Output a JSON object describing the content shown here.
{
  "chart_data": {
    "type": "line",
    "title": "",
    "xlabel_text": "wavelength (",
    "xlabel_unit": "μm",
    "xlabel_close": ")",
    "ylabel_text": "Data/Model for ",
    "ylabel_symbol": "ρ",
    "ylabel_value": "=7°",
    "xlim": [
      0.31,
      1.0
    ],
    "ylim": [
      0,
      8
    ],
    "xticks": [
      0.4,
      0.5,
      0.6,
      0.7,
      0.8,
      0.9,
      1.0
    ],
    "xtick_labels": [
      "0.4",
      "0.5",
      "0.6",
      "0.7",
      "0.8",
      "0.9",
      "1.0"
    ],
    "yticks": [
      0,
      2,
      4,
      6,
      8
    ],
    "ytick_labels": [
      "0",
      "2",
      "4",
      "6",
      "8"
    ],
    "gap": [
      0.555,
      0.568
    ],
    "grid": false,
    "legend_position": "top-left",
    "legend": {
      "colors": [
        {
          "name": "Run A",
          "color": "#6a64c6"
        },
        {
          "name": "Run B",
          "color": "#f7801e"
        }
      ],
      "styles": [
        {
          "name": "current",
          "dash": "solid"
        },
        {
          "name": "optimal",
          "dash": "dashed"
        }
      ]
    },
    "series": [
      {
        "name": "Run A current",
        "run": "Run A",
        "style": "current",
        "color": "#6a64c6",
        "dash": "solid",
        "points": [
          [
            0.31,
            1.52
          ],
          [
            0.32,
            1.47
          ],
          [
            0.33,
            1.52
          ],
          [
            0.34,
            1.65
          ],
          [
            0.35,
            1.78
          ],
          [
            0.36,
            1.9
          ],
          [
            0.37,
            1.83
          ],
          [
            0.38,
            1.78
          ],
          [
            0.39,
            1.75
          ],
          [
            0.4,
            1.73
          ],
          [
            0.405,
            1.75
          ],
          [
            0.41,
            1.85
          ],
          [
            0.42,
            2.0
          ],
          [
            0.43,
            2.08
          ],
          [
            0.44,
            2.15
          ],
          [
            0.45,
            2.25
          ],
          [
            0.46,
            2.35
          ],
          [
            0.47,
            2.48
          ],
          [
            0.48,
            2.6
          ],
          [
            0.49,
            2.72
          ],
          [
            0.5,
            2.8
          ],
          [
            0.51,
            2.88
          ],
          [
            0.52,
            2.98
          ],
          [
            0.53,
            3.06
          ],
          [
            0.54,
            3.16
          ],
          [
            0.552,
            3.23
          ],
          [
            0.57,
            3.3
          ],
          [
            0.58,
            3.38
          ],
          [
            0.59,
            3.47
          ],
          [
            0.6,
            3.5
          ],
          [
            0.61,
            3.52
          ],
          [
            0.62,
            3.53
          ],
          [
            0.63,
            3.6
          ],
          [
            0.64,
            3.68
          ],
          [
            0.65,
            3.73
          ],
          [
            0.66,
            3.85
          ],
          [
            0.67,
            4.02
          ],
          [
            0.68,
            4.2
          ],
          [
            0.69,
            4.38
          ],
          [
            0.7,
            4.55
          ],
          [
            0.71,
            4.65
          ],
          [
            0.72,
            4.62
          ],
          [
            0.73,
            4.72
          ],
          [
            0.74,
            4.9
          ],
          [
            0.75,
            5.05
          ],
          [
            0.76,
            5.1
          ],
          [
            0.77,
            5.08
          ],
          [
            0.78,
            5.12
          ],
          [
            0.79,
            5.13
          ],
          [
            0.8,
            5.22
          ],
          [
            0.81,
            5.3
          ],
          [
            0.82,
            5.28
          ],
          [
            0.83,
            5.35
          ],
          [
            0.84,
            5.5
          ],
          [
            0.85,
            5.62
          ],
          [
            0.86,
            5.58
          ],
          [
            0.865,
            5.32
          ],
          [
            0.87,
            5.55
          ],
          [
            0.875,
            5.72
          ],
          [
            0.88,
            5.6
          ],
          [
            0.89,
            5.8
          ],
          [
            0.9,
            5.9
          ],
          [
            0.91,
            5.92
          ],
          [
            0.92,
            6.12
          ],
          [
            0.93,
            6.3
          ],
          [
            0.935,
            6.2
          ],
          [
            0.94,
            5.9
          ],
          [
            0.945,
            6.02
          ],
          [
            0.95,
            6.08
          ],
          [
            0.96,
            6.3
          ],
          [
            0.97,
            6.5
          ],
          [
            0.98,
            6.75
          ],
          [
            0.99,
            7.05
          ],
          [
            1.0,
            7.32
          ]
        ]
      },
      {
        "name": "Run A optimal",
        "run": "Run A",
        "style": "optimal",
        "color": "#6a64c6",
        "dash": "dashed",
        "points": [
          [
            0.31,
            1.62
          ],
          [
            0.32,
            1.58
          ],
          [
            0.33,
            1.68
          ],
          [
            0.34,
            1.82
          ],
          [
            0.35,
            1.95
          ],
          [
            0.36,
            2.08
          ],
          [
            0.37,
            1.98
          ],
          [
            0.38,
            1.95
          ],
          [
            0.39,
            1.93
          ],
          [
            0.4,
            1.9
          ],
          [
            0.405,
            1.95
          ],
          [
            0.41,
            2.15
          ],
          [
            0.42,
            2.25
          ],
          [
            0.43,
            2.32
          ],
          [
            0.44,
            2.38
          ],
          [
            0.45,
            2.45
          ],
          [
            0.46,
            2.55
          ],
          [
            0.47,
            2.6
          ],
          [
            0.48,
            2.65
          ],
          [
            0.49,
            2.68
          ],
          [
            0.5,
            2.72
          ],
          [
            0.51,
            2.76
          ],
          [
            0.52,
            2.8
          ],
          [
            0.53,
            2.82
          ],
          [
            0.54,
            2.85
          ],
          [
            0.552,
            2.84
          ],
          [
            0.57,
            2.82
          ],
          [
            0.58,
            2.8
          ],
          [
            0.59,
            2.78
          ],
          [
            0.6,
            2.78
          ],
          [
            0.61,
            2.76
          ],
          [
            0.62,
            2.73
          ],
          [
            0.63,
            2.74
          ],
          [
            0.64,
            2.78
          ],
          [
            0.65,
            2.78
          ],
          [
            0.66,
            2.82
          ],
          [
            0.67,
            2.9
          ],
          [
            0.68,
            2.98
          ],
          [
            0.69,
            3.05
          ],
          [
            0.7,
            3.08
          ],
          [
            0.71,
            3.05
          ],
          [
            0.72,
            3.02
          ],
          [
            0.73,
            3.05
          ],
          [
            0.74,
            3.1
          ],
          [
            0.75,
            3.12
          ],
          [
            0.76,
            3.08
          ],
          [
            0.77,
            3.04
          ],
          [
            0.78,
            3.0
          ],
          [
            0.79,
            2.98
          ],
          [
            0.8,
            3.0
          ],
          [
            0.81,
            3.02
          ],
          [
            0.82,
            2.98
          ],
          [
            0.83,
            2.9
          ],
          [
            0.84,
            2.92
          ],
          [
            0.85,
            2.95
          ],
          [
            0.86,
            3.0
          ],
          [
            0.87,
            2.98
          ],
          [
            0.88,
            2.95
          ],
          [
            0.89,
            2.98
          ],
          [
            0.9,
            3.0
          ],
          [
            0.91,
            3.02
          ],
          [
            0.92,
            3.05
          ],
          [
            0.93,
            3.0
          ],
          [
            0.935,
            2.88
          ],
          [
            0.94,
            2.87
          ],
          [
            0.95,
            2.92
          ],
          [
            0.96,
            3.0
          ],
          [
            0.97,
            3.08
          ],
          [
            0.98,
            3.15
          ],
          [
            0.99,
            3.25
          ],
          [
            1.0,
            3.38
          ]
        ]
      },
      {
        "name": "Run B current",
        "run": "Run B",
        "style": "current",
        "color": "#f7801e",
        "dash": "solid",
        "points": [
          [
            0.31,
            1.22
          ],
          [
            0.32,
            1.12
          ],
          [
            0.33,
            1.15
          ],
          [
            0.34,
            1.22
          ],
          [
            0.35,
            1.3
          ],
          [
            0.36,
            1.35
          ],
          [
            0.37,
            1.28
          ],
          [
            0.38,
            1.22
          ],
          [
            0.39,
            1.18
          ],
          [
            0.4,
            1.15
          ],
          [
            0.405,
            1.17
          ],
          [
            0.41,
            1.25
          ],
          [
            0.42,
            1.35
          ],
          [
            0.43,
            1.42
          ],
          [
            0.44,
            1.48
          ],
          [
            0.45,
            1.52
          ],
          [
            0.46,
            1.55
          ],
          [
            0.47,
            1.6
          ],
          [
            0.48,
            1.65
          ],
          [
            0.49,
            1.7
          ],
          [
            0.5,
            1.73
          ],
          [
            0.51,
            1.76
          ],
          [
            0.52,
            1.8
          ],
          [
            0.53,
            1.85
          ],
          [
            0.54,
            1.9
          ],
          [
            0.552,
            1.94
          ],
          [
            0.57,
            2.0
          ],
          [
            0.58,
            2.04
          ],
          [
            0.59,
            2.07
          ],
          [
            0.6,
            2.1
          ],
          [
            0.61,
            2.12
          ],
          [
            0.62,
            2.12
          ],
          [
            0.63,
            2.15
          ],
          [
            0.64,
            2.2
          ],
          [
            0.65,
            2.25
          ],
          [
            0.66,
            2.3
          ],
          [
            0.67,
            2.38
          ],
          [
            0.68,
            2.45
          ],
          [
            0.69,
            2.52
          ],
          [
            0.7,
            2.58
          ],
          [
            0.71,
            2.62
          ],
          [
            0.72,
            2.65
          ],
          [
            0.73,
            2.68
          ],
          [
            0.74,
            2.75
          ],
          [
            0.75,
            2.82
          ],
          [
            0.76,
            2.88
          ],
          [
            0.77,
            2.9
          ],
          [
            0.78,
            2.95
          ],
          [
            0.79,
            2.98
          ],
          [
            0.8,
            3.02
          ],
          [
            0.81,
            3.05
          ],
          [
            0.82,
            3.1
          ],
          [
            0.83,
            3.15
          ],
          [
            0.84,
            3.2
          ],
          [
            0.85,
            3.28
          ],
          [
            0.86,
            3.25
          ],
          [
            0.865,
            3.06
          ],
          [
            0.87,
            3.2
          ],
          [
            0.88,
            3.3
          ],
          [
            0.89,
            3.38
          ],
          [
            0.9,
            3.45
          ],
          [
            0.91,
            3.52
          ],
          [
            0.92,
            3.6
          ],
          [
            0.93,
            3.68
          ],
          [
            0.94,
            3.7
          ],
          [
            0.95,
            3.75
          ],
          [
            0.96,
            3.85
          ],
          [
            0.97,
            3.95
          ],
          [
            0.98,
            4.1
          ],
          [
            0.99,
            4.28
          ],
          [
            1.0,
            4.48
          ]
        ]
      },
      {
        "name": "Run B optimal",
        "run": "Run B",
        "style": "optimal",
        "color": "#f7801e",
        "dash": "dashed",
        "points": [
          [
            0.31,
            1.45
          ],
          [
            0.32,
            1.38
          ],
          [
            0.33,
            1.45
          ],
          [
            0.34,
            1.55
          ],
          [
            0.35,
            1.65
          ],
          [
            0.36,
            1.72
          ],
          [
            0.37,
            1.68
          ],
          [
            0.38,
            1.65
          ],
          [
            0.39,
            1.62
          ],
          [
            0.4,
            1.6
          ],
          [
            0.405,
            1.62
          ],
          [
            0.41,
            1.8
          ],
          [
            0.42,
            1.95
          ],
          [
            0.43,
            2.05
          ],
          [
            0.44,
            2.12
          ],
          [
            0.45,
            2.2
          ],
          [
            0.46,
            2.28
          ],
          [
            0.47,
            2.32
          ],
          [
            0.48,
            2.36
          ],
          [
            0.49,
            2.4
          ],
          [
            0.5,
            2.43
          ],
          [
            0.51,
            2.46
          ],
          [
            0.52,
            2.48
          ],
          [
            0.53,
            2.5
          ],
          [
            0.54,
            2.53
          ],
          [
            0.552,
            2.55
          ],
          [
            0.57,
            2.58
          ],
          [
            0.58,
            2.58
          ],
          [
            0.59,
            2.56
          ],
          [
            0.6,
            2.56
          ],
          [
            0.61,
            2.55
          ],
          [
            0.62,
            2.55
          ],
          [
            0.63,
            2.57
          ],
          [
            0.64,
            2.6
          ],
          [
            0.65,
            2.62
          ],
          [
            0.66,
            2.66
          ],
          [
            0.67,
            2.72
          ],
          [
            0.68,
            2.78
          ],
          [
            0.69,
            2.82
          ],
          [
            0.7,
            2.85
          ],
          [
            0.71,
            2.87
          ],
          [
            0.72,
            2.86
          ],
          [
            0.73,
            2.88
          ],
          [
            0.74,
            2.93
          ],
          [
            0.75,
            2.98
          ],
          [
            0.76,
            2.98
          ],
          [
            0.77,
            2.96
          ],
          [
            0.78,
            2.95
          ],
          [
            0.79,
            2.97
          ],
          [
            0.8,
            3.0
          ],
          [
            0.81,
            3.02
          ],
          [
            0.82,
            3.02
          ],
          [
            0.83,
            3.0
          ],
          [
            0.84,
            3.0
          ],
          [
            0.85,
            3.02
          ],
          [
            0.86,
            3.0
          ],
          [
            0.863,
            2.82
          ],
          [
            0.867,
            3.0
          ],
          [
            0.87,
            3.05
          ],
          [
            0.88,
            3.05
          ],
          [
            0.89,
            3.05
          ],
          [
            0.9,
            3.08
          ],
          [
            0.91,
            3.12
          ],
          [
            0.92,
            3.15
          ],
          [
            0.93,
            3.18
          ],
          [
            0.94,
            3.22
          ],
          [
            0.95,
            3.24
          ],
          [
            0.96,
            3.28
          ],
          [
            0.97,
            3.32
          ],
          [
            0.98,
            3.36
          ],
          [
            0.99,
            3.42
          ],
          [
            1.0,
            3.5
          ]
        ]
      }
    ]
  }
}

────────────────

=== Directive ===
State the number of lines in this listing that contain the string "current", and add nothing else.

=== Final answer ===
5